(Collection entries)
— START —
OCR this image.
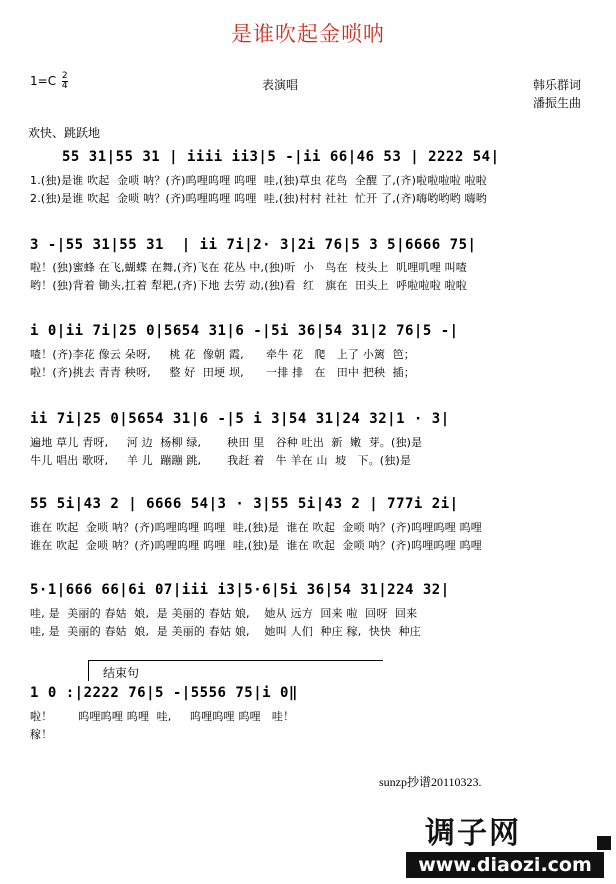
是谁吹起金唢呐
$1=C \frac{2}{4}$	表演唱	韩乐群词
潘振生曲
欢快、跳跃地
55 31|55 31 | iiii ii3|5 -|ii 66|46 53 | 2222 54|
1.(独)是谁 吹起  金唢 呐？(齐)呜哩呜哩 呜哩  哇,(独)草虫 花鸟  全醒 了,(齐)啦啦啦啦 啦啦
2.(独)是谁 吹起  金唢 呐？(齐)呜哩呜哩 呜哩  哇,(独)村村 社社  忙开 了,(齐)嗨哟哟哟 嗨哟
3 -|55 31|55 31  | ii 7i|2· 3|2i 76|5 3 5|6666 75|
啦！(独)蜜蜂 在飞,蝴蝶 在舞,(齐)飞在 花丛 中,(独)听  小   鸟在  枝头上  叽哩叽哩 叫喳
哟！(独)背着 锄头,扛着 犁耙,(齐)下地 去劳 动,(独)看  红   旗在  田头上  呼啦啦啦 啦啦
i 0|ii 7i|25 0|5654 31|6 -|5i 36|54 31|2 76|5 -|
喳！(齐)李花 像云 朵呀,     桃 花  像朝 霞,      牵牛 花   爬   上了 小篱  笆；
啦！(齐)挑去 青青 秧呀,     整 好  田埂 坝,      一排 排   在   田中 把秧  插；
ii 7i|25 0|5654 31|6 -|5 i 3|54 31|24 32|1 · 3|
遍地 草儿 青呀,     河 边  杨柳 绿,       秧田 里   谷种 吐出  新  嫩  芽。(独)是
牛儿 唱出 歌呀,     羊 儿  蹦蹦 跳,       我赶 着   牛 羊在 山  坡   下。(独)是
55 5i|43 2 | 6666 54|3 · 3|55 5i|43 2 | 777i 2i|
谁在 吹起  金唢 呐？(齐)呜哩呜哩 呜哩  哇,(独)是  谁在 吹起  金唢 呐？(齐)呜哩呜哩 呜哩
谁在 吹起  金唢 呐？(齐)呜哩呜哩 呜哩  哇,(独)是  谁在 吹起  金唢 呐？(齐)呜哩呜哩 呜哩
5·1|666 66|6i 07|iii i3|5·6|5i 36|54 31|224 32|
哇, 是  美丽的 春姑  娘,  是 美丽的 春姑 娘,    她从 远方  回来 啦  回呀  回来
哇, 是  美丽的 春姑  娘,  是 美丽的 春姑 娘,    她叫 人们  种庄 稼,  快快  种庄
结束句
1 0 :|2222 76|5 -|5556 75|i 0‖
啦！       呜哩呜哩 呜哩  哇,     呜哩呜哩 呜哩   哇！
稼！
sunzp抄谱20110323.
调子网
www.diaozi.com
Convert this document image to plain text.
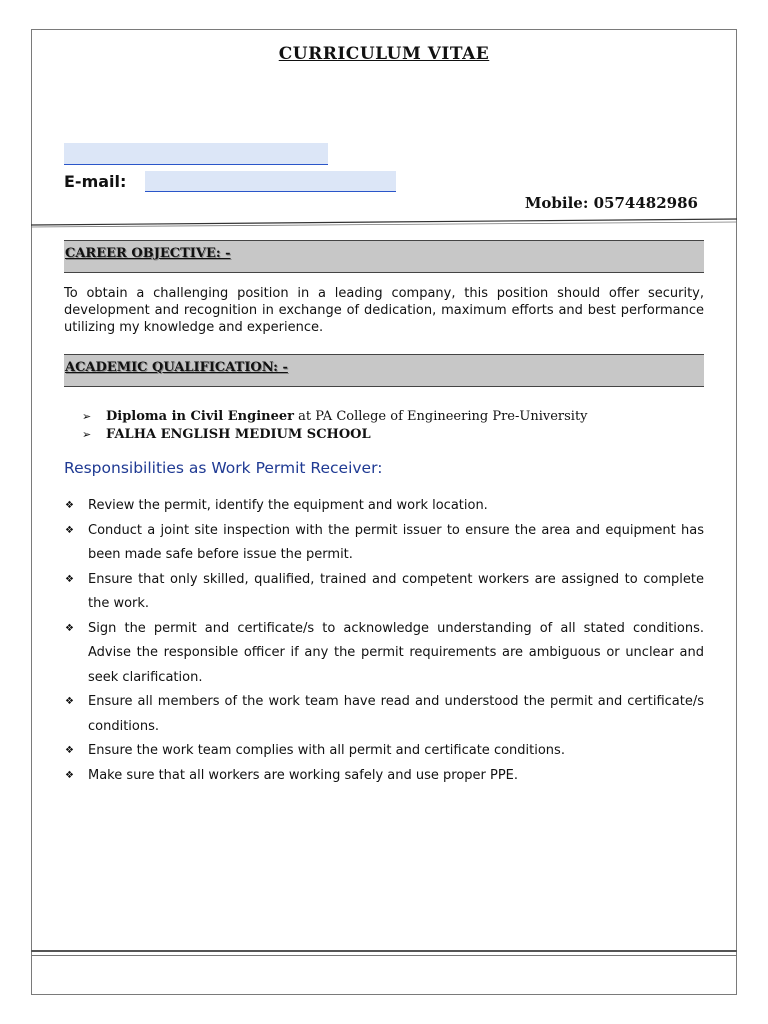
CURRICULUM VITAE
E-mail:
Mobile: 0574482986
CAREER OBJECTIVE: -
To obtain a challenging position in a leading company, this position should offer security, development and recognition in exchange of dedication, maximum efforts and best performance utilizing my knowledge and experience.
ACADEMIC QUALIFICATION: -
➢ Diploma in Civil Engineer at PA College of Engineering Pre-University
➢ FALHA ENGLISH MEDIUM SCHOOL
Responsibilities as Work Permit Receiver:
❖ Review the permit, identify the equipment and work location.
❖ Conduct a joint site inspection with the permit issuer to ensure the area and equipment has been made safe before issue the permit.
❖ Ensure that only skilled, qualified, trained and competent workers are assigned to complete the work.
❖ Sign the permit and certificate/s to acknowledge understanding of all stated conditions. Advise the responsible officer if any the permit requirements are ambiguous or unclear and seek clarification.
❖ Ensure all members of the work team have read and understood the permit and certificate/s conditions.
❖ Ensure the work team complies with all permit and certificate conditions.
❖ Make sure that all workers are working safely and use proper PPE.
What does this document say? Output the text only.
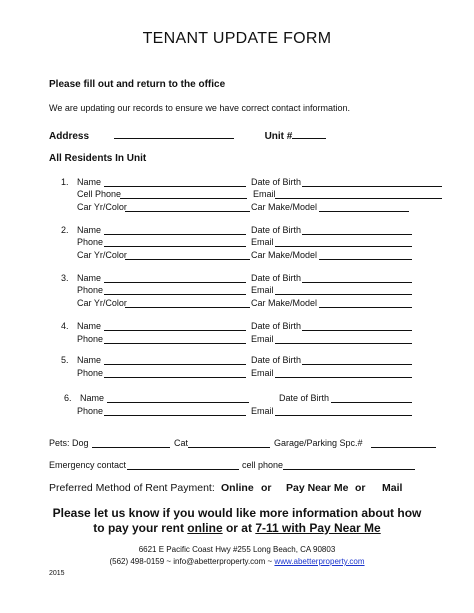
TENANT UPDATE FORM
Please fill out and return to the office
We are updating our records to ensure we have correct contact information.
Address	Unit #
All Residents In Unit
1. Name	Date of Birth
Cell Phone	Email
Car Yr/Color	Car Make/Model
2. Name	Date of Birth
Phone	Email
Car Yr/Color	Car Make/Model
3. Name	Date of Birth
Phone	Email
Car Yr/Color	Car Make/Model
4. Name	Date of Birth
Phone	Email
5. Name	Date of Birth
Phone	Email
6. Name	Date of Birth
Phone	Email
Pets: Dog	Cat	Garage/Parking Spc.#
Emergency contact	cell phone
Preferred Method of Rent Payment: Online or Pay Near Me or Mail
Please let us know if you would like more information about how
to pay your rent online or at 7-11 with Pay Near Me
6621 E Pacific Coast Hwy #255 Long Beach, CA 90803
(562) 498-0159 ~ info@abetterproperty.com ~ www.abetterproperty.com
2015
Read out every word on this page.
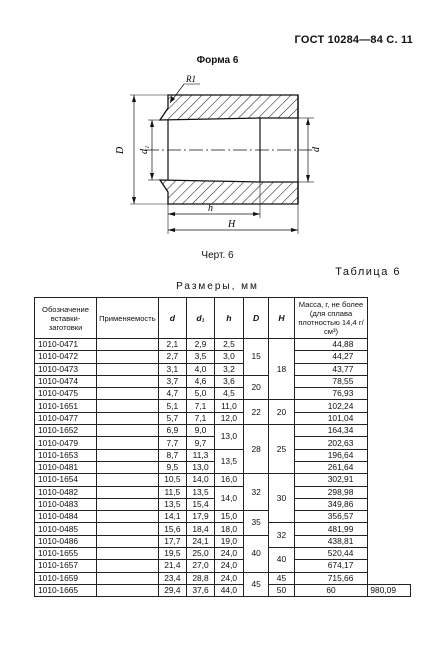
ГОСТ 10284—84 С. 11
Форма 6
D d₁	d
h
H
R1
Черт. 6
Таблица 6
Размеры, мм
Обозначение вставки-заготовки	Применяемость	d	d₁	h	D	H	Масса, г, не более (для сплава плотностью 14,4 г/см³)	
1010-0471		2,1	2,9	2,5	15	18	44,88	
1010-0472		2,7	3,5	3,0			44,27	
1010-0473		3,1	4,0	3,2			43,77	
1010-0474		3,7	4,6	3,6	20		78,55	
1010-0475		4,7	5,0	4,5			76,93	
1010-1651		5,1	7,1	11,0	22	20	102,24	
1010-0477		5,7	7,1	12,0			101,04	
1010-1652		6,9	9,0	13,0	28	25	164,34	
1010-0479		7,7	9,7				202,63	
1010-1653		8,7	11,3	13,5			196,64	
1010-0481		9,5	13,0				261,64	
1010-1654		10,5	14,0	16,0	32	30	302,91	
1010-0482		11,5	13,5	14,0			298,98	
1010-0483		13,5	15,4				349,86	
1010-0484		14,1	17,9	15,0	35		356,57	
1010-0485		15,6	18,4	18,0		32	481,99	
1010-0486		17,7	24,1	19,0	40		438,81	
1010-1655		19,5	25,0	24,0		40	520,44	
1010-1657		21,4	27,0	24,0			674,17	
1010-1659		23,4	28,8	24,0	45	45	715,66	
1010-1665		29,4	37,6	44,0		50	60	980,09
— END —
- **Work to be completed**
Give back all entries exactly. No pictures belong in the copy.

- **Solution for this problem**
OCR this image.
是谁吹起金唢呐
$1=C \frac{2}{4}$	表演唱	韩乐群词
潘振生曲
欢快、跳跃地
55 31|55 31 | iiii ii3|5 -|ii 66|46 53 | 2222 54|
1.(独)是谁 吹起  金唢 呐？(齐)呜哩呜哩 呜哩  哇,(独)草虫 花鸟  全醒 了,(齐)啦啦啦啦 啦啦
2.(独)是谁 吹起  金唢 呐？(齐)呜哩呜哩 呜哩  哇,(独)村村 社社  忙开 了,(齐)嗨哟哟哟 嗨哟
3 -|55 31|55 31  | ii 7i|2· 3|2i 76|5 3 5|6666 75|
啦！(独)蜜蜂 在飞,蝴蝶 在舞,(齐)飞在 花丛 中,(独)听  小   鸟在  枝头上  叽哩叽哩 叫喳
哟！(独)背着 锄头,扛着 犁耙,(齐)下地 去劳 动,(独)看  红   旗在  田头上  呼啦啦啦 啦啦
i 0|ii 7i|25 0|5654 31|6 -|5i 36|54 31|2 76|5 -|
喳！(齐)李花 像云 朵呀,     桃 花  像朝 霞,      牵牛 花   爬   上了 小篱  笆；
啦！(齐)挑去 青青 秧呀,     整 好  田埂 坝,      一排 排   在   田中 把秧  插；
ii 7i|25 0|5654 31|6 -|5 i 3|54 31|24 32|1 · 3|
遍地 草儿 青呀,     河 边  杨柳 绿,       秧田 里   谷种 吐出  新  嫩  芽。(独)是
牛儿 唱出 歌呀,     羊 儿  蹦蹦 跳,       我赶 着   牛 羊在 山  坡   下。(独)是
55 5i|43 2 | 6666 54|3 · 3|55 5i|43 2 | 777i 2i|
谁在 吹起  金唢 呐？(齐)呜哩呜哩 呜哩  哇,(独)是  谁在 吹起  金唢 呐？(齐)呜哩呜哩 呜哩
谁在 吹起  金唢 呐？(齐)呜哩呜哩 呜哩  哇,(独)是  谁在 吹起  金唢 呐？(齐)呜哩呜哩 呜哩
5·1|666 66|6i 07|iii i3|5·6|5i 36|54 31|224 32|
哇, 是  美丽的 春姑  娘,  是 美丽的 春姑 娘,    她从 远方  回来 啦  回呀  回来
哇, 是  美丽的 春姑  娘,  是 美丽的 春姑 娘,    她叫 人们  种庄 稼,  快快  种庄
结束句
1 0 :|2222 76|5 -|5556 75|i 0‖
啦！       呜哩呜哩 呜哩  哇,     呜哩呜哩 呜哩   哇！
稼！
sunzp抄谱20110323.
调子网
www.diaozi.com
Convert this document image to plain text.
CURRICULUM VITAE
E-mail:
Mobile: 0574482986
CAREER OBJECTIVE: -
To obtain a challenging position in a leading company, this position should offer security, development and recognition in exchange of dedication, maximum efforts and best performance utilizing my knowledge and experience.
ACADEMIC QUALIFICATION: -
➢ Diploma in Civil Engineer at PA College of Engineering Pre-University
➢ FALHA ENGLISH MEDIUM SCHOOL
Responsibilities as Work Permit Receiver:
❖ Review the permit, identify the equipment and work location.
❖ Conduct a joint site inspection with the permit issuer to ensure the area and equipment has been made safe before issue the permit.
❖ Ensure that only skilled, qualified, trained and competent workers are assigned to complete the work.
❖ Sign the permit and certificate/s to acknowledge understanding of all stated conditions. Advise the responsible officer if any the permit requirements are ambiguous or unclear and seek clarification.
❖ Ensure all members of the work team have read and understood the permit and certificate/s conditions.
❖ Ensure the work team complies with all permit and certificate conditions.
❖ Make sure that all workers are working safely and use proper PPE.
What does this document say? Output the text only.
TENANT UPDATE FORM
Please fill out and return to the office
We are updating our records to ensure we have correct contact information.
Address	Unit #
All Residents In Unit
1. Name	Date of Birth
Cell Phone	Email
Car Yr/Color	Car Make/Model
2. Name	Date of Birth
Phone	Email
Car Yr/Color	Car Make/Model
3. Name	Date of Birth
Phone	Email
Car Yr/Color	Car Make/Model
4. Name	Date of Birth
Phone	Email
5. Name	Date of Birth
Phone	Email
6. Name	Date of Birth
Phone	Email
Pets: Dog	Cat	Garage/Parking Spc.#
Emergency contact	cell phone
Preferred Method of Rent Payment: Online or Pay Near Me or Mail
Please let us know if you would like more information about how
to pay your rent online or at 7-11 with Pay Near Me
6621 E Pacific Coast Hwy #255 Long Beach, CA 90803
(562) 498-0159 ~ info@abetterproperty.com ~ www.abetterproperty.com
2015
Read out every word on this page.
ГОСТ 10284—84 С. 11
Форма 6
D d₁	d
h
H
R1
Черт. 6
Таблица 6
Размеры, мм
Обозначение вставки-заготовки	Применяемость	d	d₁	h	D	H	Масса, г, не более (для сплава плотностью 14,4 г/см³)	
1010-0471		2,1	2,9	2,5	15	18	44,88	
1010-0472		2,7	3,5	3,0			44,27	
1010-0473		3,1	4,0	3,2			43,77	
1010-0474		3,7	4,6	3,6	20		78,55	
1010-0475		4,7	5,0	4,5			76,93	
1010-1651		5,1	7,1	11,0	22	20	102,24	
1010-0477		5,7	7,1	12,0			101,04	
1010-1652		6,9	9,0	13,0	28	25	164,34	
1010-0479		7,7	9,7				202,63	
1010-1653		8,7	11,3	13,5			196,64	
1010-0481		9,5	13,0				261,64	
1010-1654		10,5	14,0	16,0	32	30	302,91	
1010-0482		11,5	13,5	14,0			298,98	
1010-0483		13,5	15,4				349,86	
1010-0484		14,1	17,9	15,0	35		356,57	
1010-0485		15,6	18,4	18,0		32	481,99	
1010-0486		17,7	24,1	19,0	40		438,81	
1010-1655		19,5	25,0	24,0		40	520,44	
1010-1657		21,4	27,0	24,0			674,17	
1010-1659		23,4	28,8	24,0	45	45	715,66	
1010-1665		29,4	37,6	44,0		50	60	980,09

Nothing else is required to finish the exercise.